§ **SUPPLIED INFORMATION**:
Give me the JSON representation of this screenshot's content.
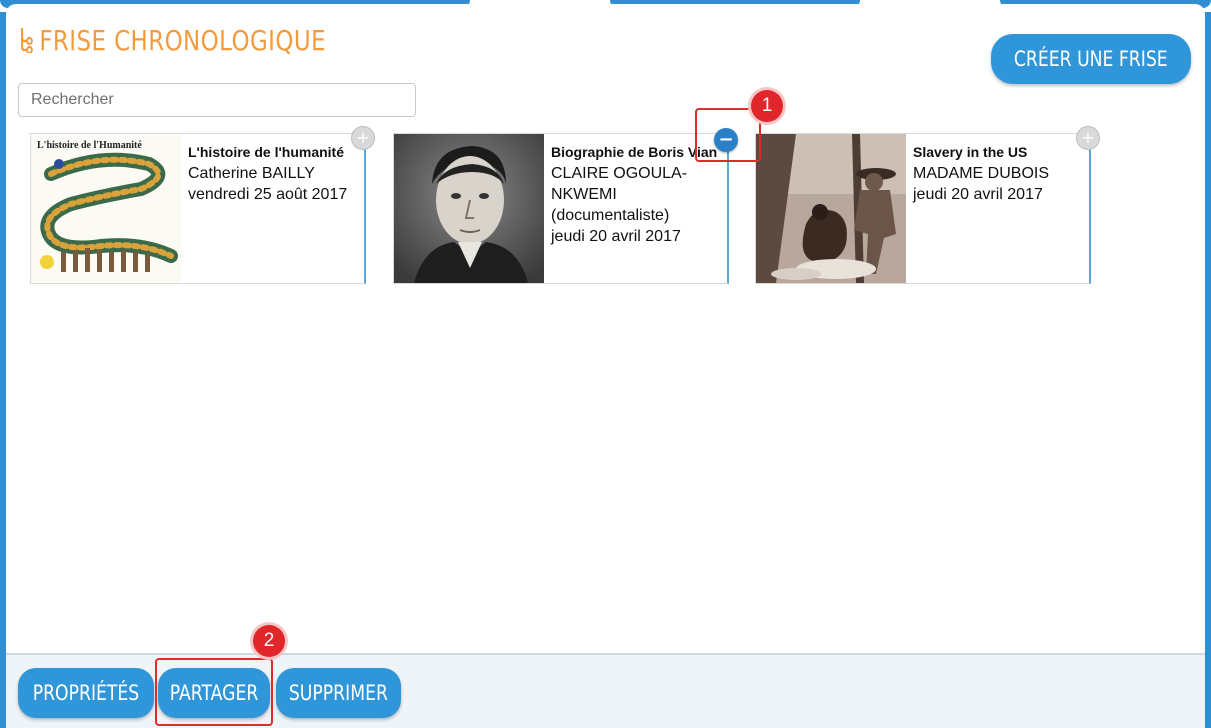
{
  "header": {
    "title": "FRISE CHRONOLOGIQUE",
    "create_label": "CRÉER UNE FRISE"
  },
  "search": {
    "placeholder": "Rechercher",
    "value": ""
  },
  "cards": [
    {
      "title": "L'histoire de l'humanité",
      "author": "Catherine BAILLY",
      "date": "vendredi 25 août 2017",
      "image_caption": "L'histoire de l'Humanité",
      "toggle": "+"
    },
    {
      "title": "Biographie de Boris Vian",
      "author": "CLAIRE OGOULA-NKWEMI (documentaliste)",
      "date": "jeudi 20 avril 2017",
      "toggle": "−"
    },
    {
      "title": "Slavery in the US",
      "author": "MADAME DUBOIS",
      "date": "jeudi 20 avril 2017",
      "toggle": "+"
    }
  ],
  "annotations": [
    "1",
    "2"
  ],
  "footer": {
    "properties_label": "PROPRIÉTÉS",
    "share_label": "PARTAGER",
    "delete_label": "SUPPRIMER"
  },
  "colors": {
    "accent_orange": "#f39a3c",
    "button_blue": "#2f96d9",
    "annotation_red": "#e0262b"
  },
  "icons": {
    "title_icon": "timeline-icon",
    "add": "plus-icon",
    "remove": "minus-icon"
  }
}
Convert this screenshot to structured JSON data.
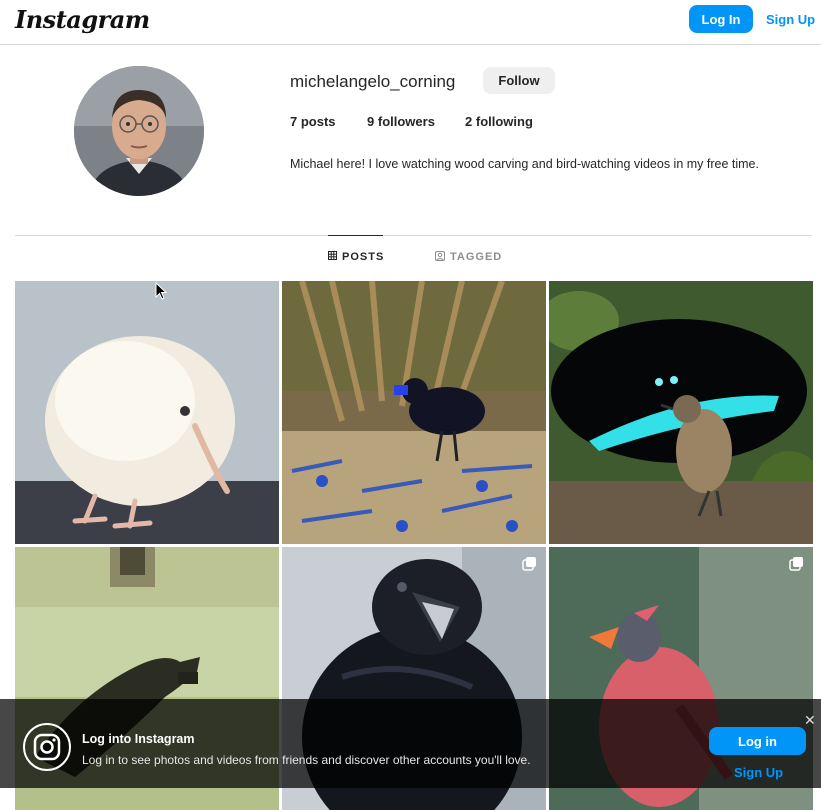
{
  "nav": {
    "logo_text": "Instagram",
    "login_label": "Log In",
    "signup_label": "Sign Up"
  },
  "profile": {
    "username": "michelangelo_corning",
    "follow_label": "Follow",
    "posts_count": "7",
    "posts_label": "posts",
    "followers_count": "9",
    "followers_label": "followers",
    "following_count": "2",
    "following_label": "following",
    "bio": "Michael here! I love watching wood carving and bird-watching videos in my free time."
  },
  "tabs": [
    {
      "label": "POSTS",
      "icon": "grid-icon",
      "active": true
    },
    {
      "label": "TAGGED",
      "icon": "tag-icon",
      "active": false
    }
  ],
  "posts": [
    {
      "subject": "white-kiwi-bird",
      "multi": false
    },
    {
      "subject": "bowerbird-blue-objects",
      "multi": false
    },
    {
      "subject": "bird-of-paradise-display",
      "multi": false
    },
    {
      "subject": "crow-silhouette",
      "multi": false
    },
    {
      "subject": "raven",
      "multi": true
    },
    {
      "subject": "red-bird",
      "multi": true
    }
  ],
  "banner": {
    "title": "Log into Instagram",
    "text": "Log in to see photos and videos from friends and discover other accounts you'll love.",
    "login_label": "Log in",
    "signup_label": "Sign Up",
    "close_icon": "close-icon"
  },
  "colors": {
    "accent": "#0095f6",
    "text": "#262626",
    "muted": "#8e8e8e",
    "border": "#dbdbdb"
  }
}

§ **TASK TO CARRY OUT**:
Select from the material above each line in which the string "videos" appears, and list those lines.

§ **SOLUTION TO THIS EXERCISE**:
    "bio": "Michael here! I love watching wood carving and bird-watching videos in my free time."
    "text": "Log in to see photos and videos from friends and discover other accounts you'll love.",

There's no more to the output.